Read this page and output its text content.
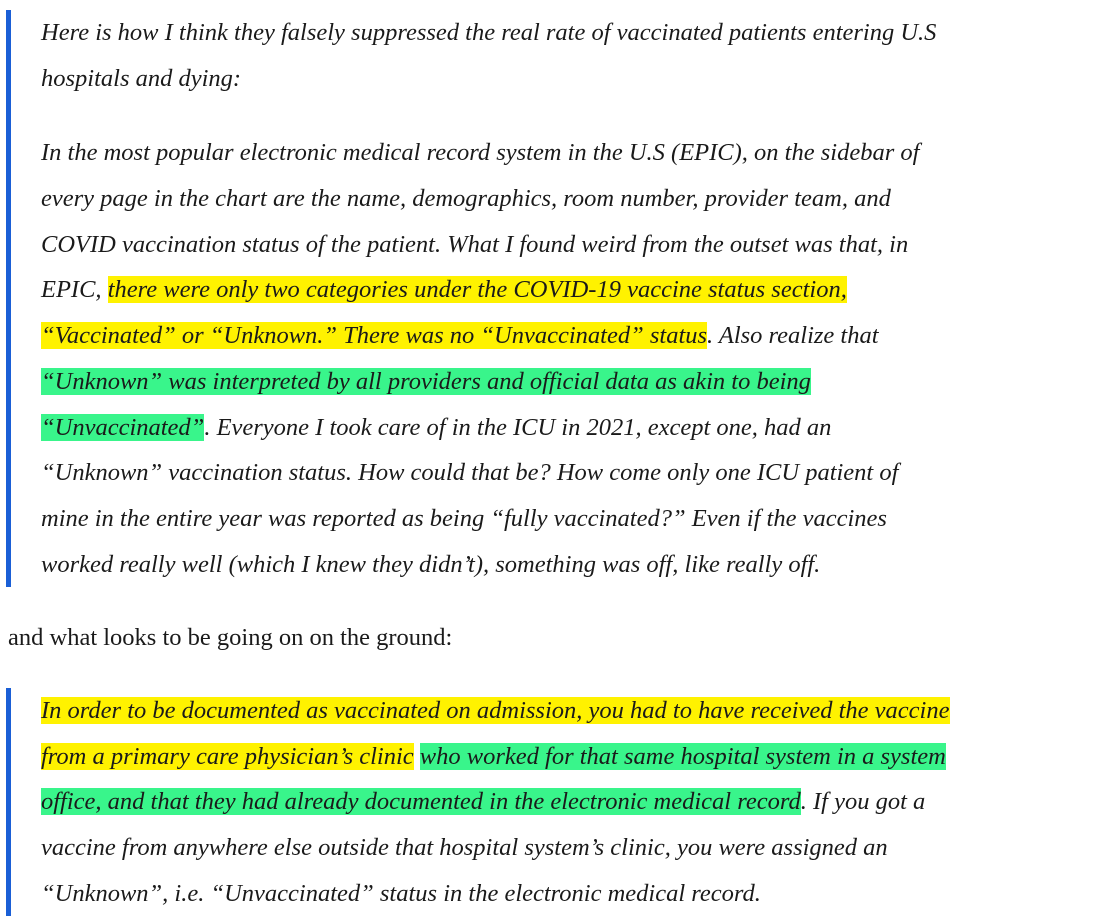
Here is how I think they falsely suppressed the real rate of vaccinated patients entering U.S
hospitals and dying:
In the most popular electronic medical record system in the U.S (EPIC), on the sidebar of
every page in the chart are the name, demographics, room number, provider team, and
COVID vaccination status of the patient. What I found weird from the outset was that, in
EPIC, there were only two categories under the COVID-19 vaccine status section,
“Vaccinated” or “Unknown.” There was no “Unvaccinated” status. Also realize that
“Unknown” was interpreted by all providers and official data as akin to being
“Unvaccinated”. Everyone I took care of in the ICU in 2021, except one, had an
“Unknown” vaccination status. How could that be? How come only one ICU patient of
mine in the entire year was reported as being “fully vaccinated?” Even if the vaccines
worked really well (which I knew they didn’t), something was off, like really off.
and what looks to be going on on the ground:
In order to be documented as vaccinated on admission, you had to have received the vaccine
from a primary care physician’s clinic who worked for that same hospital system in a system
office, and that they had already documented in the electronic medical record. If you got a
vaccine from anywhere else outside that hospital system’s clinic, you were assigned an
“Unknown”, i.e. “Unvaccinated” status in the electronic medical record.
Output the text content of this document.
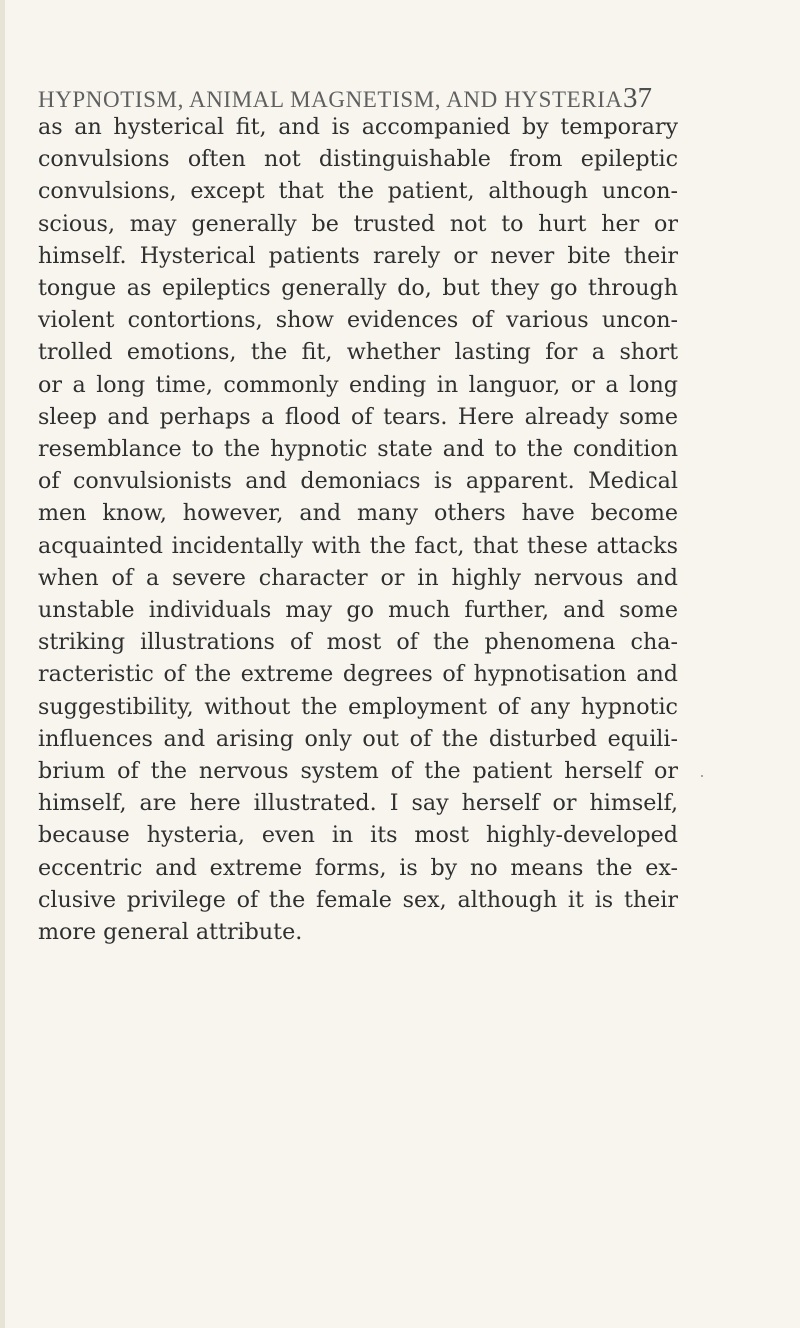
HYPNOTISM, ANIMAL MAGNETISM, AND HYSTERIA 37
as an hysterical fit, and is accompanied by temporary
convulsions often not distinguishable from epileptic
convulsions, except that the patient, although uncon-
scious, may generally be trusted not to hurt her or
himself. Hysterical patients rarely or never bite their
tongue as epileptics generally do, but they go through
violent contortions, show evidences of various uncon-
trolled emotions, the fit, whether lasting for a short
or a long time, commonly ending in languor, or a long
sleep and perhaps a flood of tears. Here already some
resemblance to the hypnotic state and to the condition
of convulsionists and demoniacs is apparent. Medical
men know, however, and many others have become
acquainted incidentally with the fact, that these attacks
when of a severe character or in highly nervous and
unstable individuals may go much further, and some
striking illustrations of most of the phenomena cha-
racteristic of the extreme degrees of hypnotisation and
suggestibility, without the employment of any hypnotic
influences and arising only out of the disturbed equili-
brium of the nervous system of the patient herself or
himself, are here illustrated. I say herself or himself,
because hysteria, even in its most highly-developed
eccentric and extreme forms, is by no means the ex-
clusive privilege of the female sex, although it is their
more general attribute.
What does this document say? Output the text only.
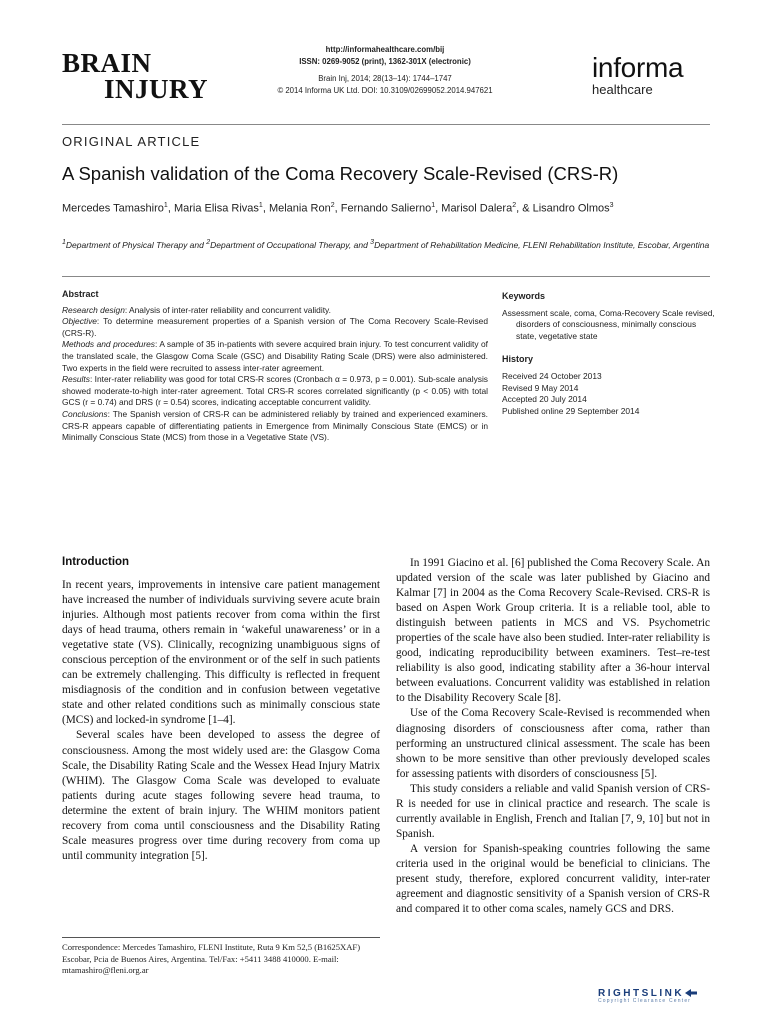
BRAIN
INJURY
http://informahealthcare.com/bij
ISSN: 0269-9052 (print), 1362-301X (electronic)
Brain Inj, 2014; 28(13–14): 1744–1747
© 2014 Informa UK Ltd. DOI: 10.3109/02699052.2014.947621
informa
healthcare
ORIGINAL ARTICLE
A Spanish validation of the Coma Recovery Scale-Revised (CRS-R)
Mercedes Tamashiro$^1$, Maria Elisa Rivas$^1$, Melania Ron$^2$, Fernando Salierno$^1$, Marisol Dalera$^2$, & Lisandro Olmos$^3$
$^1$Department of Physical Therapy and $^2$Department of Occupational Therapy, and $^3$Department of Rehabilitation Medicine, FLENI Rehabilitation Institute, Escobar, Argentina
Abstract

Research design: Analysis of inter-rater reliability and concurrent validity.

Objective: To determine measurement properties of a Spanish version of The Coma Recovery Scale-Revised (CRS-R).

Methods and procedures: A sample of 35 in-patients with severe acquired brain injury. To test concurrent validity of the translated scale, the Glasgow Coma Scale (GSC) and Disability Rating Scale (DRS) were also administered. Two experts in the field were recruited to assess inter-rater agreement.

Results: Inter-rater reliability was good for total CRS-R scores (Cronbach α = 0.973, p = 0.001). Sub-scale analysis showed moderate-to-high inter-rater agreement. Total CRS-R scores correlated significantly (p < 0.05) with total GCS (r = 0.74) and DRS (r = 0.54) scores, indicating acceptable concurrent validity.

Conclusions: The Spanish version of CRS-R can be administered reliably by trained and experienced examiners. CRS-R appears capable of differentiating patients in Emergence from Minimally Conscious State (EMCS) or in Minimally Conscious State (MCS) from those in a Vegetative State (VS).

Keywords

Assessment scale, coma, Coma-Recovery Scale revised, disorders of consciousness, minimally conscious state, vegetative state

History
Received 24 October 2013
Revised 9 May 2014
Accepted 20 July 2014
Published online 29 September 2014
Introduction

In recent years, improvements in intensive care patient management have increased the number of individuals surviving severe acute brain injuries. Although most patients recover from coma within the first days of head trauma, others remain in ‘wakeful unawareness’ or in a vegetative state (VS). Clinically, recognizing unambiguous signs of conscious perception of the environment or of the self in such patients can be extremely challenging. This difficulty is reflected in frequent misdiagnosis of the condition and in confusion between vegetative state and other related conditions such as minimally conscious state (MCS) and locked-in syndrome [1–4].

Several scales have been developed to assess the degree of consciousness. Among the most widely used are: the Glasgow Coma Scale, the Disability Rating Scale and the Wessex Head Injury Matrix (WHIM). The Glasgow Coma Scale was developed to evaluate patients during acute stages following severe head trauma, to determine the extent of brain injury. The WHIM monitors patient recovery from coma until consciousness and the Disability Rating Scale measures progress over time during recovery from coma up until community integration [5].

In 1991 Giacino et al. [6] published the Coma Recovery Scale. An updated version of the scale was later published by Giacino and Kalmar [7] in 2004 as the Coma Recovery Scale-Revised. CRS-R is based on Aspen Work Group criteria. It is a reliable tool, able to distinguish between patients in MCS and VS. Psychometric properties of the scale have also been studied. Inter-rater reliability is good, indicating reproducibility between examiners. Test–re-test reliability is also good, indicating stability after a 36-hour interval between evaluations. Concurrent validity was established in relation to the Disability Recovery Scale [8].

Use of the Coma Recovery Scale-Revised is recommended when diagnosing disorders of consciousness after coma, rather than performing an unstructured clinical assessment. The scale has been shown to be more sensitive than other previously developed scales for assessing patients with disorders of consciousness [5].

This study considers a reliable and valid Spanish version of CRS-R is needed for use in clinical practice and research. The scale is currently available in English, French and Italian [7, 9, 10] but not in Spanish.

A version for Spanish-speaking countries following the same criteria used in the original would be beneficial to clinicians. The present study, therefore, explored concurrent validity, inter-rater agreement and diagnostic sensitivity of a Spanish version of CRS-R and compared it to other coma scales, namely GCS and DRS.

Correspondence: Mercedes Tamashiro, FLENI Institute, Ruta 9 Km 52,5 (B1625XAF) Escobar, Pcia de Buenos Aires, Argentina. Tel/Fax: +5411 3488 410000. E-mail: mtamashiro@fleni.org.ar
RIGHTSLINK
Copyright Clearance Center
——
▶ _Assigned task_
Above are the records; transcribe them exactly without the pictures.

▶ _Exercise response_
Read this page and output its text content.
Here is how I think they falsely suppressed the real rate of vaccinated patients entering U.S
hospitals and dying:
In the most popular electronic medical record system in the U.S (EPIC), on the sidebar of
every page in the chart are the name, demographics, room number, provider team, and
COVID vaccination status of the patient. What I found weird from the outset was that, in
EPIC, there were only two categories under the COVID-19 vaccine status section,
“Vaccinated” or “Unknown.” There was no “Unvaccinated” status. Also realize that
“Unknown” was interpreted by all providers and official data as akin to being
“Unvaccinated”. Everyone I took care of in the ICU in 2021, except one, had an
“Unknown” vaccination status. How could that be? How come only one ICU patient of
mine in the entire year was reported as being “fully vaccinated?” Even if the vaccines
worked really well (which I knew they didn’t), something was off, like really off.
and what looks to be going on on the ground:
In order to be documented as vaccinated on admission, you had to have received the vaccine
from a primary care physician’s clinic who worked for that same hospital system in a system
office, and that they had already documented in the electronic medical record. If you got a
vaccine from anywhere else outside that hospital system’s clinic, you were assigned an
“Unknown”, i.e. “Unvaccinated” status in the electronic medical record.
Output the text content of this document.
HYPNOTISM, ANIMAL MAGNETISM, AND HYSTERIA 37
as an hysterical fit, and is accompanied by temporary
convulsions often not distinguishable from epileptic
convulsions, except that the patient, although uncon-
scious, may generally be trusted not to hurt her or
himself. Hysterical patients rarely or never bite their
tongue as epileptics generally do, but they go through
violent contortions, show evidences of various uncon-
trolled emotions, the fit, whether lasting for a short
or a long time, commonly ending in languor, or a long
sleep and perhaps a flood of tears. Here already some
resemblance to the hypnotic state and to the condition
of convulsionists and demoniacs is apparent. Medical
men know, however, and many others have become
acquainted incidentally with the fact, that these attacks
when of a severe character or in highly nervous and
unstable individuals may go much further, and some
striking illustrations of most of the phenomena cha-
racteristic of the extreme degrees of hypnotisation and
suggestibility, without the employment of any hypnotic
influences and arising only out of the disturbed equili-
brium of the nervous system of the patient herself or
himself, are here illustrated. I say herself or himself,
because hysteria, even in its most highly-developed
eccentric and extreme forms, is by no means the ex-
clusive privilege of the female sex, although it is their
more general attribute.
What does this document say? Output the text only.
BRAIN
INJURY
http://informahealthcare.com/bij
ISSN: 0269-9052 (print), 1362-301X (electronic)
Brain Inj, 2014; 28(13–14): 1744–1747
© 2014 Informa UK Ltd. DOI: 10.3109/02699052.2014.947621
informa
healthcare
ORIGINAL ARTICLE
A Spanish validation of the Coma Recovery Scale-Revised (CRS-R)
Mercedes Tamashiro$^1$, Maria Elisa Rivas$^1$, Melania Ron$^2$, Fernando Salierno$^1$, Marisol Dalera$^2$, & Lisandro Olmos$^3$
$^1$Department of Physical Therapy and $^2$Department of Occupational Therapy, and $^3$Department of Rehabilitation Medicine, FLENI Rehabilitation Institute, Escobar, Argentina
Abstract

Research design: Analysis of inter-rater reliability and concurrent validity.

Objective: To determine measurement properties of a Spanish version of The Coma Recovery Scale-Revised (CRS-R).

Methods and procedures: A sample of 35 in-patients with severe acquired brain injury. To test concurrent validity of the translated scale, the Glasgow Coma Scale (GSC) and Disability Rating Scale (DRS) were also administered. Two experts in the field were recruited to assess inter-rater agreement.

Results: Inter-rater reliability was good for total CRS-R scores (Cronbach α = 0.973, p = 0.001). Sub-scale analysis showed moderate-to-high inter-rater agreement. Total CRS-R scores correlated significantly (p < 0.05) with total GCS (r = 0.74) and DRS (r = 0.54) scores, indicating acceptable concurrent validity.

Conclusions: The Spanish version of CRS-R can be administered reliably by trained and experienced examiners. CRS-R appears capable of differentiating patients in Emergence from Minimally Conscious State (EMCS) or in Minimally Conscious State (MCS) from those in a Vegetative State (VS).

Keywords

Assessment scale, coma, Coma-Recovery Scale revised, disorders of consciousness, minimally conscious state, vegetative state

History
Received 24 October 2013
Revised 9 May 2014
Accepted 20 July 2014
Published online 29 September 2014
Introduction

In recent years, improvements in intensive care patient management have increased the number of individuals surviving severe acute brain injuries. Although most patients recover from coma within the first days of head trauma, others remain in ‘wakeful unawareness’ or in a vegetative state (VS). Clinically, recognizing unambiguous signs of conscious perception of the environment or of the self in such patients can be extremely challenging. This difficulty is reflected in frequent misdiagnosis of the condition and in confusion between vegetative state and other related conditions such as minimally conscious state (MCS) and locked-in syndrome [1–4].

Several scales have been developed to assess the degree of consciousness. Among the most widely used are: the Glasgow Coma Scale, the Disability Rating Scale and the Wessex Head Injury Matrix (WHIM). The Glasgow Coma Scale was developed to evaluate patients during acute stages following severe head trauma, to determine the extent of brain injury. The WHIM monitors patient recovery from coma until consciousness and the Disability Rating Scale measures progress over time during recovery from coma up until community integration [5].

In 1991 Giacino et al. [6] published the Coma Recovery Scale. An updated version of the scale was later published by Giacino and Kalmar [7] in 2004 as the Coma Recovery Scale-Revised. CRS-R is based on Aspen Work Group criteria. It is a reliable tool, able to distinguish between patients in MCS and VS. Psychometric properties of the scale have also been studied. Inter-rater reliability is good, indicating reproducibility between examiners. Test–re-test reliability is also good, indicating stability after a 36-hour interval between evaluations. Concurrent validity was established in relation to the Disability Recovery Scale [8].

Use of the Coma Recovery Scale-Revised is recommended when diagnosing disorders of consciousness after coma, rather than performing an unstructured clinical assessment. The scale has been shown to be more sensitive than other previously developed scales for assessing patients with disorders of consciousness [5].

This study considers a reliable and valid Spanish version of CRS-R is needed for use in clinical practice and research. The scale is currently available in English, French and Italian [7, 9, 10] but not in Spanish.

A version for Spanish-speaking countries following the same criteria used in the original would be beneficial to clinicians. The present study, therefore, explored concurrent validity, inter-rater agreement and diagnostic sensitivity of a Spanish version of CRS-R and compared it to other coma scales, namely GCS and DRS.

Correspondence: Mercedes Tamashiro, FLENI Institute, Ruta 9 Km 52,5 (B1625XAF) Escobar, Pcia de Buenos Aires, Argentina. Tel/Fax: +5411 3488 410000. E-mail: mtamashiro@fleni.org.ar
RIGHTSLINK
Copyright Clearance Center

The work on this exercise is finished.